> What you have to do:
Go through the records below line by line, counting those that contain the word "marriage"; answer with the count only.

## START

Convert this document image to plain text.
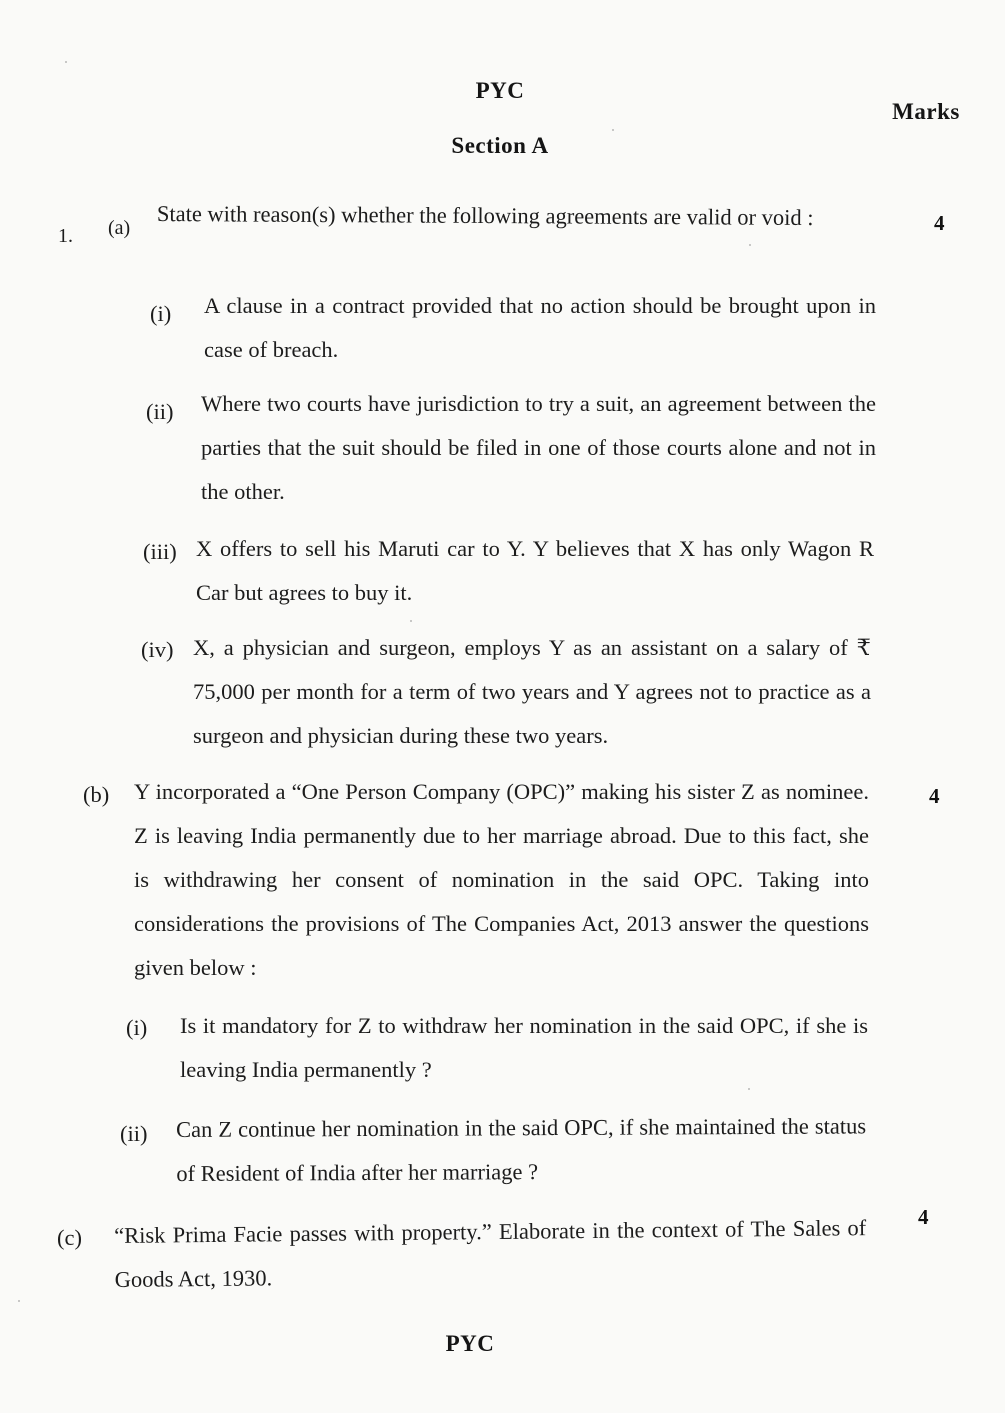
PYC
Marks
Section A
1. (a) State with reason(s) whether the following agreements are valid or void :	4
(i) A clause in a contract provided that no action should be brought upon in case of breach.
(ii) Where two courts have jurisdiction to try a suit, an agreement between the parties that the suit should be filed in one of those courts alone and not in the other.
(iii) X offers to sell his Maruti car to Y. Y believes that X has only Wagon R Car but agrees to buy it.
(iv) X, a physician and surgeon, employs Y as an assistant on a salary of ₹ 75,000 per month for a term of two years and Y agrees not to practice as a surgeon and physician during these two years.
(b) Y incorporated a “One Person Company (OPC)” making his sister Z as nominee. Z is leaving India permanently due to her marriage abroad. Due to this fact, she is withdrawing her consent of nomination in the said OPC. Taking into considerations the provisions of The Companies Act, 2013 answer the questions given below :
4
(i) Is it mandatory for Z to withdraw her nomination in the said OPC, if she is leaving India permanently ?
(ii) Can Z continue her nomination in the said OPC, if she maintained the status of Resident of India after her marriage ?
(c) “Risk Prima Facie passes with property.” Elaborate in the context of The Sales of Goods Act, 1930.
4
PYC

## END

> Response below:
2